**What is needed:** Records follow. Select each line holding "description".

Stored data
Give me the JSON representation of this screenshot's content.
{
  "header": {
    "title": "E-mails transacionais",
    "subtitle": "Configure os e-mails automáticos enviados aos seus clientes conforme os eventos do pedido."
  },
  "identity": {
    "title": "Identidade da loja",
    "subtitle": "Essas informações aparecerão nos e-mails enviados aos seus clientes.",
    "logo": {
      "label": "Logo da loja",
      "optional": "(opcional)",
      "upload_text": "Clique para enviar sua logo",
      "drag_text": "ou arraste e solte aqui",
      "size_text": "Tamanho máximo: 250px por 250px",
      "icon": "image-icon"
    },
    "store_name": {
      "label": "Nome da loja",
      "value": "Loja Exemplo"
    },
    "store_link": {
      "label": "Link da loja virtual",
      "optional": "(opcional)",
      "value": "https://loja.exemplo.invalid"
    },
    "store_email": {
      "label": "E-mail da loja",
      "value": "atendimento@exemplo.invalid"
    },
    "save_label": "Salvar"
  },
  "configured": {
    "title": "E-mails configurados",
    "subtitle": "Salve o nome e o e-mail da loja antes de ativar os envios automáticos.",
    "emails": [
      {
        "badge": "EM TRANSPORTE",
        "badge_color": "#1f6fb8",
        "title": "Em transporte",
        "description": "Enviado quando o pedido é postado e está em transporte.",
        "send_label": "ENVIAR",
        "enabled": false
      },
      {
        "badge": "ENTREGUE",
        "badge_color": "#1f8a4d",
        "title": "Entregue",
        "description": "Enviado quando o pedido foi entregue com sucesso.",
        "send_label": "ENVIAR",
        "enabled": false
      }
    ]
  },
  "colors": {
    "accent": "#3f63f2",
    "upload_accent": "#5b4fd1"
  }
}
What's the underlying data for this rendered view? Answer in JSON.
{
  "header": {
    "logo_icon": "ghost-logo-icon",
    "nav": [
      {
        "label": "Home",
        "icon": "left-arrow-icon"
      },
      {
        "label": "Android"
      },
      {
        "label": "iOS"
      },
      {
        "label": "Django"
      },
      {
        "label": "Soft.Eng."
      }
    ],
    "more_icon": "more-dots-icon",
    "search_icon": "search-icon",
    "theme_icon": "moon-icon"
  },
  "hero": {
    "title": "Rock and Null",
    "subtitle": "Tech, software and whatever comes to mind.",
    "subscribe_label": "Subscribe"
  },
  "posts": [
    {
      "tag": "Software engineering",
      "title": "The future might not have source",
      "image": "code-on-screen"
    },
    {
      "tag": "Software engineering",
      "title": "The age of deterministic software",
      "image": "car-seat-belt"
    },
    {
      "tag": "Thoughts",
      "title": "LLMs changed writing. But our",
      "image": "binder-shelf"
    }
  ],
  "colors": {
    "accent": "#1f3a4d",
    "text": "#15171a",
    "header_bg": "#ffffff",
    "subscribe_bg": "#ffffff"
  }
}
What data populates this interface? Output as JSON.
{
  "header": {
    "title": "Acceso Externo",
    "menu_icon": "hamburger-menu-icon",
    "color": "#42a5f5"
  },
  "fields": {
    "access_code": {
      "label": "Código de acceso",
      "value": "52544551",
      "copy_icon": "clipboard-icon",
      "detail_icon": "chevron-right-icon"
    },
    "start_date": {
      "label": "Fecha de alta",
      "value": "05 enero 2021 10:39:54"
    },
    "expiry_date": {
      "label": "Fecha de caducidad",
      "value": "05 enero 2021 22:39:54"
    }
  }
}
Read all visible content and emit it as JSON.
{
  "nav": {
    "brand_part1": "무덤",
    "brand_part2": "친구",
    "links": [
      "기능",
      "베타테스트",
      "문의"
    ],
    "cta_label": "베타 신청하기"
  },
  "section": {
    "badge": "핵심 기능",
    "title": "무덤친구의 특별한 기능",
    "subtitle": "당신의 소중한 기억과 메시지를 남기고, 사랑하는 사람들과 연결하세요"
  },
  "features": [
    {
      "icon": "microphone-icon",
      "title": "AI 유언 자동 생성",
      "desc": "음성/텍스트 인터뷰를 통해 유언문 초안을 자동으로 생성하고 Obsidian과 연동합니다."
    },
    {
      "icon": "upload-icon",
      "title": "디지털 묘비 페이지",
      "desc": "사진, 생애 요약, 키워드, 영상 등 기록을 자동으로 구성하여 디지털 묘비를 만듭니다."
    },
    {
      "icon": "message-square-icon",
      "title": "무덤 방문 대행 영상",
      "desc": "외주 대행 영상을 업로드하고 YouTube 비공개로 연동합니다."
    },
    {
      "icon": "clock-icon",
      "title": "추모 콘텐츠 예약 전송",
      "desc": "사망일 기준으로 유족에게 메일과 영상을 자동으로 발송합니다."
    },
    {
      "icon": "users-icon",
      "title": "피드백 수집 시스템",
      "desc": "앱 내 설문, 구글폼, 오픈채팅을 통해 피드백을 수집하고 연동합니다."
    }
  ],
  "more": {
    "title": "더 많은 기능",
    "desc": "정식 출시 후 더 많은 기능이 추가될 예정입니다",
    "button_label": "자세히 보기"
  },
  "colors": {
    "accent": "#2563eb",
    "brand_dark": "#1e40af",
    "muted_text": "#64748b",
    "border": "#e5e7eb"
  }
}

**Correct answer:**
        "description": "Enviado quando o pedido é postado e está em transporte.",
        "description": "Enviado quando o pedido foi entregue com sucesso.",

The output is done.